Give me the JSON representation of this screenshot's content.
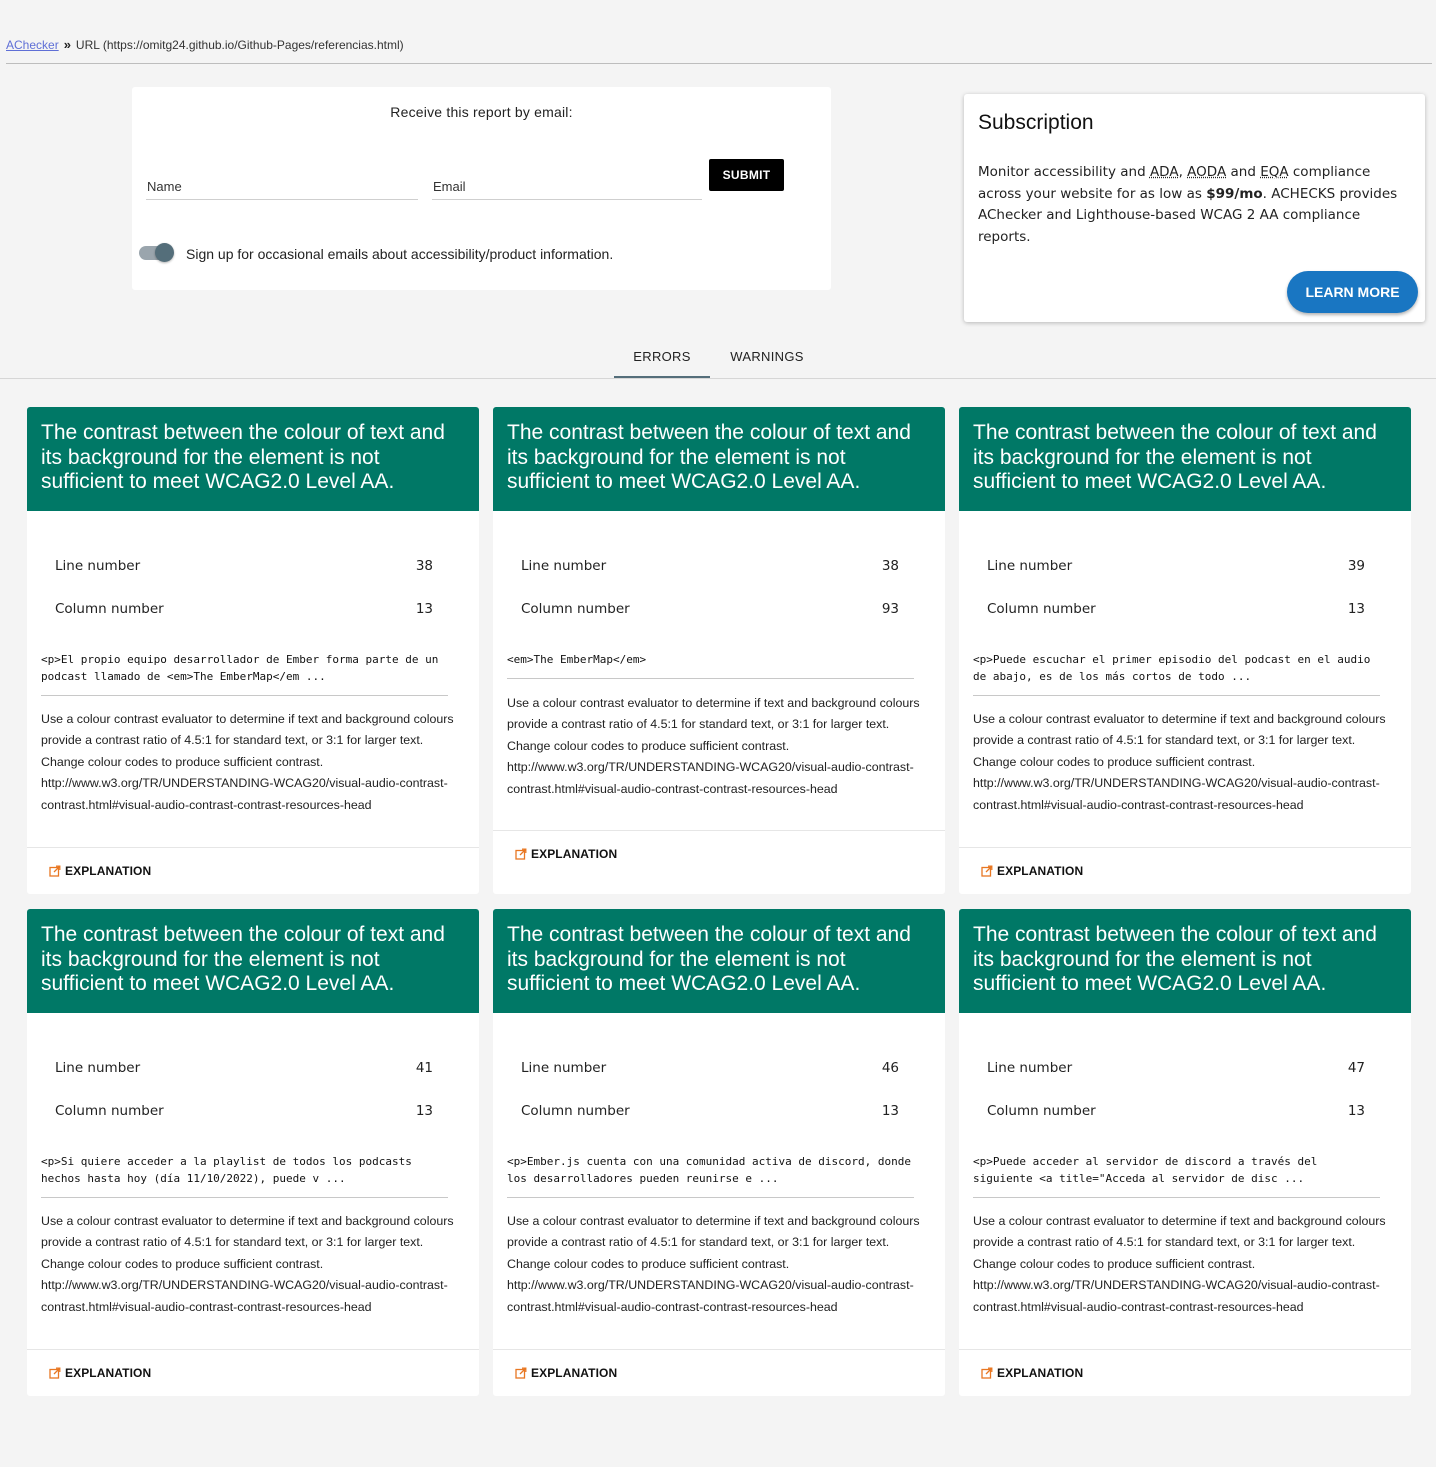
{
  "breadcrumb": {
    "link": "AChecker",
    "separator": "»",
    "current": "URL (https://omitg24.github.io/Github-Pages/referencias.html)"
  },
  "email_form": {
    "title": "Receive this report by email:",
    "name_placeholder": "Name",
    "email_placeholder": "Email",
    "submit_label": "SUBMIT",
    "toggle_label": "Sign up for occasional emails about accessibility/product information.",
    "toggle_on": true
  },
  "subscription": {
    "title": "Subscription",
    "text_before": "Monitor accessibility and ",
    "ada": "ADA",
    "comma": ", ",
    "aoda": "AODA",
    "and": " and ",
    "eqa": "EQA",
    "text_mid": " compliance across your website for as low as ",
    "price": "$99/mo",
    "text_after": ". ACHECKS provides AChecker and Lighthouse-based WCAG 2 AA compliance reports.",
    "button_label": "LEARN MORE"
  },
  "tabs": [
    {
      "label": "ERRORS",
      "active": true
    },
    {
      "label": "WARNINGS",
      "active": false
    }
  ],
  "colors": {
    "card_header": "#007866",
    "learn_more": "#1976c2",
    "explanation_icon": "#e87722"
  },
  "cards": [
    {
      "title": "The contrast between the colour of text and its background for the element is not sufficient to meet WCAG2.0 Level AA.",
      "line_label": "Line number",
      "line_value": "38",
      "col_label": "Column number",
      "col_value": "13",
      "code": "<p>El propio equipo desarrollador de Ember forma parte de un podcast llamado de <em>The EmberMap</em ...",
      "description": "Use a colour contrast evaluator to determine if text and background colours provide a contrast ratio of 4.5:1 for standard text, or 3:1 for larger text. Change colour codes to produce sufficient contrast. http://www.w3.org/TR/UNDERSTANDING-WCAG20/visual-audio-contrast-contrast.html#visual-audio-contrast-contrast-resources-head",
      "explanation": "EXPLANATION"
    },
    {
      "title": "The contrast between the colour of text and its background for the element is not sufficient to meet WCAG2.0 Level AA.",
      "line_label": "Line number",
      "line_value": "38",
      "col_label": "Column number",
      "col_value": "93",
      "code": "<em>The EmberMap</em>",
      "description": "Use a colour contrast evaluator to determine if text and background colours provide a contrast ratio of 4.5:1 for standard text, or 3:1 for larger text. Change colour codes to produce sufficient contrast. http://www.w3.org/TR/UNDERSTANDING-WCAG20/visual-audio-contrast-contrast.html#visual-audio-contrast-contrast-resources-head",
      "explanation": "EXPLANATION"
    },
    {
      "title": "The contrast between the colour of text and its background for the element is not sufficient to meet WCAG2.0 Level AA.",
      "line_label": "Line number",
      "line_value": "39",
      "col_label": "Column number",
      "col_value": "13",
      "code": "<p>Puede escuchar el primer episodio del podcast en el audio de abajo, es de los más cortos de todo ...",
      "description": "Use a colour contrast evaluator to determine if text and background colours provide a contrast ratio of 4.5:1 for standard text, or 3:1 for larger text. Change colour codes to produce sufficient contrast. http://www.w3.org/TR/UNDERSTANDING-WCAG20/visual-audio-contrast-contrast.html#visual-audio-contrast-contrast-resources-head",
      "explanation": "EXPLANATION"
    },
    {
      "title": "The contrast between the colour of text and its background for the element is not sufficient to meet WCAG2.0 Level AA.",
      "line_label": "Line number",
      "line_value": "41",
      "col_label": "Column number",
      "col_value": "13",
      "code": "<p>Si quiere acceder a la playlist de todos los podcasts hechos hasta hoy (día 11/10/2022), puede v ...",
      "description": "Use a colour contrast evaluator to determine if text and background colours provide a contrast ratio of 4.5:1 for standard text, or 3:1 for larger text. Change colour codes to produce sufficient contrast. http://www.w3.org/TR/UNDERSTANDING-WCAG20/visual-audio-contrast-contrast.html#visual-audio-contrast-contrast-resources-head",
      "explanation": "EXPLANATION"
    },
    {
      "title": "The contrast between the colour of text and its background for the element is not sufficient to meet WCAG2.0 Level AA.",
      "line_label": "Line number",
      "line_value": "46",
      "col_label": "Column number",
      "col_value": "13",
      "code": "<p>Ember.js cuenta con una comunidad activa de discord, donde los desarrolladores pueden reunirse e ...",
      "description": "Use a colour contrast evaluator to determine if text and background colours provide a contrast ratio of 4.5:1 for standard text, or 3:1 for larger text. Change colour codes to produce sufficient contrast. http://www.w3.org/TR/UNDERSTANDING-WCAG20/visual-audio-contrast-contrast.html#visual-audio-contrast-contrast-resources-head",
      "explanation": "EXPLANATION"
    },
    {
      "title": "The contrast between the colour of text and its background for the element is not sufficient to meet WCAG2.0 Level AA.",
      "line_label": "Line number",
      "line_value": "47",
      "col_label": "Column number",
      "col_value": "13",
      "code": "<p>Puede acceder al servidor de discord a través del siguiente <a title=\"Acceda al servidor de disc ...",
      "description": "Use a colour contrast evaluator to determine if text and background colours provide a contrast ratio of 4.5:1 for standard text, or 3:1 for larger text. Change colour codes to produce sufficient contrast. http://www.w3.org/TR/UNDERSTANDING-WCAG20/visual-audio-contrast-contrast.html#visual-audio-contrast-contrast-resources-head",
      "explanation": "EXPLANATION"
    }
  ]
}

★ ★ ★ ★ ★

[Do this] Skip the pictures and transcribe the rest of the records exactly.

[Correct result]
Give me the JSON representation of this screenshot's content.
{
  "breadcrumb": {
    "link": "AChecker",
    "separator": "»",
    "current": "URL (https://omitg24.github.io/Github-Pages/referencias.html)"
  },
  "email_form": {
    "title": "Receive this report by email:",
    "name_placeholder": "Name",
    "email_placeholder": "Email",
    "submit_label": "SUBMIT",
    "toggle_label": "Sign up for occasional emails about accessibility/product information.",
    "toggle_on": true
  },
  "subscription": {
    "title": "Subscription",
    "text_before": "Monitor accessibility and ",
    "ada": "ADA",
    "comma": ", ",
    "aoda": "AODA",
    "and": " and ",
    "eqa": "EQA",
    "text_mid": " compliance across your website for as low as ",
    "price": "$99/mo",
    "text_after": ". ACHECKS provides AChecker and Lighthouse-based WCAG 2 AA compliance reports.",
    "button_label": "LEARN MORE"
  },
  "tabs": [
    {
      "label": "ERRORS",
      "active": true
    },
    {
      "label": "WARNINGS",
      "active": false
    }
  ],
  "colors": {
    "card_header": "#007866",
    "learn_more": "#1976c2",
    "explanation_icon": "#e87722"
  },
  "cards": [
    {
      "title": "The contrast between the colour of text and its background for the element is not sufficient to meet WCAG2.0 Level AA.",
      "line_label": "Line number",
      "line_value": "38",
      "col_label": "Column number",
      "col_value": "13",
      "code": "<p>El propio equipo desarrollador de Ember forma parte de un podcast llamado de <em>The EmberMap</em ...",
      "description": "Use a colour contrast evaluator to determine if text and background colours provide a contrast ratio of 4.5:1 for standard text, or 3:1 for larger text. Change colour codes to produce sufficient contrast. http://www.w3.org/TR/UNDERSTANDING-WCAG20/visual-audio-contrast-contrast.html#visual-audio-contrast-contrast-resources-head",
      "explanation": "EXPLANATION"
    },
    {
      "title": "The contrast between the colour of text and its background for the element is not sufficient to meet WCAG2.0 Level AA.",
      "line_label": "Line number",
      "line_value": "38",
      "col_label": "Column number",
      "col_value": "93",
      "code": "<em>The EmberMap</em>",
      "description": "Use a colour contrast evaluator to determine if text and background colours provide a contrast ratio of 4.5:1 for standard text, or 3:1 for larger text. Change colour codes to produce sufficient contrast. http://www.w3.org/TR/UNDERSTANDING-WCAG20/visual-audio-contrast-contrast.html#visual-audio-contrast-contrast-resources-head",
      "explanation": "EXPLANATION"
    },
    {
      "title": "The contrast between the colour of text and its background for the element is not sufficient to meet WCAG2.0 Level AA.",
      "line_label": "Line number",
      "line_value": "39",
      "col_label": "Column number",
      "col_value": "13",
      "code": "<p>Puede escuchar el primer episodio del podcast en el audio de abajo, es de los más cortos de todo ...",
      "description": "Use a colour contrast evaluator to determine if text and background colours provide a contrast ratio of 4.5:1 for standard text, or 3:1 for larger text. Change colour codes to produce sufficient contrast. http://www.w3.org/TR/UNDERSTANDING-WCAG20/visual-audio-contrast-contrast.html#visual-audio-contrast-contrast-resources-head",
      "explanation": "EXPLANATION"
    },
    {
      "title": "The contrast between the colour of text and its background for the element is not sufficient to meet WCAG2.0 Level AA.",
      "line_label": "Line number",
      "line_value": "41",
      "col_label": "Column number",
      "col_value": "13",
      "code": "<p>Si quiere acceder a la playlist de todos los podcasts hechos hasta hoy (día 11/10/2022), puede v ...",
      "description": "Use a colour contrast evaluator to determine if text and background colours provide a contrast ratio of 4.5:1 for standard text, or 3:1 for larger text. Change colour codes to produce sufficient contrast. http://www.w3.org/TR/UNDERSTANDING-WCAG20/visual-audio-contrast-contrast.html#visual-audio-contrast-contrast-resources-head",
      "explanation": "EXPLANATION"
    },
    {
      "title": "The contrast between the colour of text and its background for the element is not sufficient to meet WCAG2.0 Level AA.",
      "line_label": "Line number",
      "line_value": "46",
      "col_label": "Column number",
      "col_value": "13",
      "code": "<p>Ember.js cuenta con una comunidad activa de discord, donde los desarrolladores pueden reunirse e ...",
      "description": "Use a colour contrast evaluator to determine if text and background colours provide a contrast ratio of 4.5:1 for standard text, or 3:1 for larger text. Change colour codes to produce sufficient contrast. http://www.w3.org/TR/UNDERSTANDING-WCAG20/visual-audio-contrast-contrast.html#visual-audio-contrast-contrast-resources-head",
      "explanation": "EXPLANATION"
    },
    {
      "title": "The contrast between the colour of text and its background for the element is not sufficient to meet WCAG2.0 Level AA.",
      "line_label": "Line number",
      "line_value": "47",
      "col_label": "Column number",
      "col_value": "13",
      "code": "<p>Puede acceder al servidor de discord a través del siguiente <a title=\"Acceda al servidor de disc ...",
      "description": "Use a colour contrast evaluator to determine if text and background colours provide a contrast ratio of 4.5:1 for standard text, or 3:1 for larger text. Change colour codes to produce sufficient contrast. http://www.w3.org/TR/UNDERSTANDING-WCAG20/visual-audio-contrast-contrast.html#visual-audio-contrast-contrast-resources-head",
      "explanation": "EXPLANATION"
    }
  ]
}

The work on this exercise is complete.